◆ **Data to use**:
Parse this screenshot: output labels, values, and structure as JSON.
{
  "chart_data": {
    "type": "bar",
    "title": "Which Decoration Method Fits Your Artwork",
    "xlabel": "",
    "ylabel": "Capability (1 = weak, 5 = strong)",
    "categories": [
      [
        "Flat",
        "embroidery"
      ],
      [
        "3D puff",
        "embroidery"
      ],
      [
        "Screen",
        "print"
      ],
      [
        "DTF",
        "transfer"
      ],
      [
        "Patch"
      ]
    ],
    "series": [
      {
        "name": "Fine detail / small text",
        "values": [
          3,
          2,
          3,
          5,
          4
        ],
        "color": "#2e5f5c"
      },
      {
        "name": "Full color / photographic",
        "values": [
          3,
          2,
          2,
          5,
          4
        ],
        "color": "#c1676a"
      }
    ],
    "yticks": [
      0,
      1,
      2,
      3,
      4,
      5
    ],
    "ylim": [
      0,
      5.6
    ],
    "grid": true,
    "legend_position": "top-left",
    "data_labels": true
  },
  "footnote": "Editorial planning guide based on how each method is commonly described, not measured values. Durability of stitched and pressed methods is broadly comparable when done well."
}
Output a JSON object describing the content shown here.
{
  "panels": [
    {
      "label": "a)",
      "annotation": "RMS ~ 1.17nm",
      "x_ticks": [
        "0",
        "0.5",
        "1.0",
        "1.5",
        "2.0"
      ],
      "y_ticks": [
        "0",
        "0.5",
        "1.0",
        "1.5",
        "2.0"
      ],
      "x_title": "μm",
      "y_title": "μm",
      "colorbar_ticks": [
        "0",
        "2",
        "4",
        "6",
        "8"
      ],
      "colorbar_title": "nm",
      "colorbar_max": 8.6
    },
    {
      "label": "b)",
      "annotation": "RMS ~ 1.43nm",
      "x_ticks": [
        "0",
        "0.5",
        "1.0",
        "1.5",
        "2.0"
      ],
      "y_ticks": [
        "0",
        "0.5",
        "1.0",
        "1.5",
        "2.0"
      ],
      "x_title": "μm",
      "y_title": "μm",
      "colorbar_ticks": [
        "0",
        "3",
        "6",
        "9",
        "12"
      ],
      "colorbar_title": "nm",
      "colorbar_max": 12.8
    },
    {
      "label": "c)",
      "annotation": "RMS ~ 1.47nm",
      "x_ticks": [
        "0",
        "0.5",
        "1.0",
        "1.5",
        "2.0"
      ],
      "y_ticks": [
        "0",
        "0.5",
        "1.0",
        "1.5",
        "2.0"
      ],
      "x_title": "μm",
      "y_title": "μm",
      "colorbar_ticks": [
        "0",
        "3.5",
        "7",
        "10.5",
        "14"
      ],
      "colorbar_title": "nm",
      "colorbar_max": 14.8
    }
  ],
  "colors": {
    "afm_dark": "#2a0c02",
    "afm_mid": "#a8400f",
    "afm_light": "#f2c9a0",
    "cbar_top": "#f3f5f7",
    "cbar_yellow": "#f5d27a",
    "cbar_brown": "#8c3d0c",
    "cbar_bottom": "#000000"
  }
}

◆ **The exercise**:
Scan the listing above. Collect all lines with the word "JSON".

◆ **Exercise answer**:
Parse this screenshot: output labels, values, and structure as JSON.
Output a JSON object describing the content shown here.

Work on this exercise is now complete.